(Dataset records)
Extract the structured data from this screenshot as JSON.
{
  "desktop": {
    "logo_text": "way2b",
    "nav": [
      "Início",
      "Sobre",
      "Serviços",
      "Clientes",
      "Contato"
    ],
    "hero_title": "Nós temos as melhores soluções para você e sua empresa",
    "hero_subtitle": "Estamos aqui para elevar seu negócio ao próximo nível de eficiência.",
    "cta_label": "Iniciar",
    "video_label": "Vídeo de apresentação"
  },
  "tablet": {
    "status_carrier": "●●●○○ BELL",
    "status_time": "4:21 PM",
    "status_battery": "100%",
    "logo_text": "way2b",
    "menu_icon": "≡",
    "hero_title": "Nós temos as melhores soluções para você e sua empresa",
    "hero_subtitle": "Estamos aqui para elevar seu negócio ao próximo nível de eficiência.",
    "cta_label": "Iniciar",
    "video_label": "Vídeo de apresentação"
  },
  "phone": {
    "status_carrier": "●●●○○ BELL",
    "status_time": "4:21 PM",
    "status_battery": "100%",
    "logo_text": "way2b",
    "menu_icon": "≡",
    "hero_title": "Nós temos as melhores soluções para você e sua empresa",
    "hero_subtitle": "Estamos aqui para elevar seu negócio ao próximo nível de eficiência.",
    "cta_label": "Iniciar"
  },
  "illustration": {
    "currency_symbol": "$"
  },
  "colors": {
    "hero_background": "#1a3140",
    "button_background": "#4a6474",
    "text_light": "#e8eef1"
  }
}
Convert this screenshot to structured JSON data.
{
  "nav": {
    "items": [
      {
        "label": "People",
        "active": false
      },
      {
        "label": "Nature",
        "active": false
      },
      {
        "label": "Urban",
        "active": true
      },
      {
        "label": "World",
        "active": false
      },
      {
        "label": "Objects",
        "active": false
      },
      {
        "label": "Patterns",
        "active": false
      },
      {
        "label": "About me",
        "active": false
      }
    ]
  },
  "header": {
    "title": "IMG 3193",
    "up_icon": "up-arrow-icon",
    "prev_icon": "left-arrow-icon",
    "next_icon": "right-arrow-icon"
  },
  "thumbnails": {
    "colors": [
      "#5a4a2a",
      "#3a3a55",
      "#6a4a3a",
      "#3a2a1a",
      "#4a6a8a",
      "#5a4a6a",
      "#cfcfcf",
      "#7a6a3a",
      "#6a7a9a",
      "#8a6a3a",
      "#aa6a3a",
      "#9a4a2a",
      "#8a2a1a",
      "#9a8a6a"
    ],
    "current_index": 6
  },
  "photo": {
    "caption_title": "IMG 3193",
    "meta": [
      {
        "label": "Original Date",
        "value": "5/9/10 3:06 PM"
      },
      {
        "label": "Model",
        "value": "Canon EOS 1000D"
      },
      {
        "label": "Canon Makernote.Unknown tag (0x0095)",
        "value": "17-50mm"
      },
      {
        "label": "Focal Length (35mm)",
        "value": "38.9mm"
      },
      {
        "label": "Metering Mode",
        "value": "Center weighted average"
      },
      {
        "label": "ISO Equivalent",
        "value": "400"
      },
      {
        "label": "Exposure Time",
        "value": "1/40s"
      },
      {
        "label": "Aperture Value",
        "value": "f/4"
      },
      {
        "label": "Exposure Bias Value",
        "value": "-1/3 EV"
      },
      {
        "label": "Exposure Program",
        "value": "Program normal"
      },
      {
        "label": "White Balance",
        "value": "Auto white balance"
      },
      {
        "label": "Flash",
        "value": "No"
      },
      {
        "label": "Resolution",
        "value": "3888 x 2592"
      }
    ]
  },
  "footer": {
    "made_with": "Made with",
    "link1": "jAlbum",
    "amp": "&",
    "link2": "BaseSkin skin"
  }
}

▶ **Written request**
Faithfully copy every entry, leaving nothing out.

▶ **Worked solution**
Extract the structured data from this screenshot as JSON.
{
  "desktop": {
    "logo_text": "way2b",
    "nav": [
      "Início",
      "Sobre",
      "Serviços",
      "Clientes",
      "Contato"
    ],
    "hero_title": "Nós temos as melhores soluções para você e sua empresa",
    "hero_subtitle": "Estamos aqui para elevar seu negócio ao próximo nível de eficiência.",
    "cta_label": "Iniciar",
    "video_label": "Vídeo de apresentação"
  },
  "tablet": {
    "status_carrier": "●●●○○ BELL",
    "status_time": "4:21 PM",
    "status_battery": "100%",
    "logo_text": "way2b",
    "menu_icon": "≡",
    "hero_title": "Nós temos as melhores soluções para você e sua empresa",
    "hero_subtitle": "Estamos aqui para elevar seu negócio ao próximo nível de eficiência.",
    "cta_label": "Iniciar",
    "video_label": "Vídeo de apresentação"
  },
  "phone": {
    "status_carrier": "●●●○○ BELL",
    "status_time": "4:21 PM",
    "status_battery": "100%",
    "logo_text": "way2b",
    "menu_icon": "≡",
    "hero_title": "Nós temos as melhores soluções para você e sua empresa",
    "hero_subtitle": "Estamos aqui para elevar seu negócio ao próximo nível de eficiência.",
    "cta_label": "Iniciar"
  },
  "illustration": {
    "currency_symbol": "$"
  },
  "colors": {
    "hero_background": "#1a3140",
    "button_background": "#4a6474",
    "text_light": "#e8eef1"
  }
}
Convert this screenshot to structured JSON data.
{
  "nav": {
    "items": [
      {
        "label": "People",
        "active": false
      },
      {
        "label": "Nature",
        "active": false
      },
      {
        "label": "Urban",
        "active": true
      },
      {
        "label": "World",
        "active": false
      },
      {
        "label": "Objects",
        "active": false
      },
      {
        "label": "Patterns",
        "active": false
      },
      {
        "label": "About me",
        "active": false
      }
    ]
  },
  "header": {
    "title": "IMG 3193",
    "up_icon": "up-arrow-icon",
    "prev_icon": "left-arrow-icon",
    "next_icon": "right-arrow-icon"
  },
  "thumbnails": {
    "colors": [
      "#5a4a2a",
      "#3a3a55",
      "#6a4a3a",
      "#3a2a1a",
      "#4a6a8a",
      "#5a4a6a",
      "#cfcfcf",
      "#7a6a3a",
      "#6a7a9a",
      "#8a6a3a",
      "#aa6a3a",
      "#9a4a2a",
      "#8a2a1a",
      "#9a8a6a"
    ],
    "current_index": 6
  },
  "photo": {
    "caption_title": "IMG 3193",
    "meta": [
      {
        "label": "Original Date",
        "value": "5/9/10 3:06 PM"
      },
      {
        "label": "Model",
        "value": "Canon EOS 1000D"
      },
      {
        "label": "Canon Makernote.Unknown tag (0x0095)",
        "value": "17-50mm"
      },
      {
        "label": "Focal Length (35mm)",
        "value": "38.9mm"
      },
      {
        "label": "Metering Mode",
        "value": "Center weighted average"
      },
      {
        "label": "ISO Equivalent",
        "value": "400"
      },
      {
        "label": "Exposure Time",
        "value": "1/40s"
      },
      {
        "label": "Aperture Value",
        "value": "f/4"
      },
      {
        "label": "Exposure Bias Value",
        "value": "-1/3 EV"
      },
      {
        "label": "Exposure Program",
        "value": "Program normal"
      },
      {
        "label": "White Balance",
        "value": "Auto white balance"
      },
      {
        "label": "Flash",
        "value": "No"
      },
      {
        "label": "Resolution",
        "value": "3888 x 2592"
      }
    ]
  },
  "footer": {
    "made_with": "Made with",
    "link1": "jAlbum",
    "amp": "&",
    "link2": "BaseSkin skin"
  }
}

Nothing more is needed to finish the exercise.